AIM OF THE EXERCISE: Below is a listing; copy all of it exactly.

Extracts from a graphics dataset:
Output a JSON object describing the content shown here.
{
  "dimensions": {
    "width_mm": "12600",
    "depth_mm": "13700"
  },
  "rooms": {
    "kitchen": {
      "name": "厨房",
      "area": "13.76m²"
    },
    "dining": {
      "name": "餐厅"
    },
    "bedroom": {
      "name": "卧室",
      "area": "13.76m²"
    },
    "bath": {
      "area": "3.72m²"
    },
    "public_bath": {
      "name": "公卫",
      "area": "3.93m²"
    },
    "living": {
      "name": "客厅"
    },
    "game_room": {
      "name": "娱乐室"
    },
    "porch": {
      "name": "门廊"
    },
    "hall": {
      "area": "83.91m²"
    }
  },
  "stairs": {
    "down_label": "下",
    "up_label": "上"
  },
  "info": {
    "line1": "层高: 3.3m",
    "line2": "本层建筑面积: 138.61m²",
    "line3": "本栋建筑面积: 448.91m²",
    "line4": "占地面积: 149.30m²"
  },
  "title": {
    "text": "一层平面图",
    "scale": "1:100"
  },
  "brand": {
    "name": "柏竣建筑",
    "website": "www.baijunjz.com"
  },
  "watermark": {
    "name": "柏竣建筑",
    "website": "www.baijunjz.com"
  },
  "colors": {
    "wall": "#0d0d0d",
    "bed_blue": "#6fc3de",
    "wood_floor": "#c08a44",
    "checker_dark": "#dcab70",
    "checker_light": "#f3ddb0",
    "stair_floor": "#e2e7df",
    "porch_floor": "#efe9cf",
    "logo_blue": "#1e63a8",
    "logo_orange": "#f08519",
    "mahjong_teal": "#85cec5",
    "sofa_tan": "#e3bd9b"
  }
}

COMPLETE ANSWER:
Output a JSON object describing the content shown here.
{
  "dimensions": {
    "width_mm": "12600",
    "depth_mm": "13700"
  },
  "rooms": {
    "kitchen": {
      "name": "厨房",
      "area": "13.76m²"
    },
    "dining": {
      "name": "餐厅"
    },
    "bedroom": {
      "name": "卧室",
      "area": "13.76m²"
    },
    "bath": {
      "area": "3.72m²"
    },
    "public_bath": {
      "name": "公卫",
      "area": "3.93m²"
    },
    "living": {
      "name": "客厅"
    },
    "game_room": {
      "name": "娱乐室"
    },
    "porch": {
      "name": "门廊"
    },
    "hall": {
      "area": "83.91m²"
    }
  },
  "stairs": {
    "down_label": "下",
    "up_label": "上"
  },
  "info": {
    "line1": "层高: 3.3m",
    "line2": "本层建筑面积: 138.61m²",
    "line3": "本栋建筑面积: 448.91m²",
    "line4": "占地面积: 149.30m²"
  },
  "title": {
    "text": "一层平面图",
    "scale": "1:100"
  },
  "brand": {
    "name": "柏竣建筑",
    "website": "www.baijunjz.com"
  },
  "watermark": {
    "name": "柏竣建筑",
    "website": "www.baijunjz.com"
  },
  "colors": {
    "wall": "#0d0d0d",
    "bed_blue": "#6fc3de",
    "wood_floor": "#c08a44",
    "checker_dark": "#dcab70",
    "checker_light": "#f3ddb0",
    "stair_floor": "#e2e7df",
    "porch_floor": "#efe9cf",
    "logo_blue": "#1e63a8",
    "logo_orange": "#f08519",
    "mahjong_teal": "#85cec5",
    "sofa_tan": "#e3bd9b"
  }
}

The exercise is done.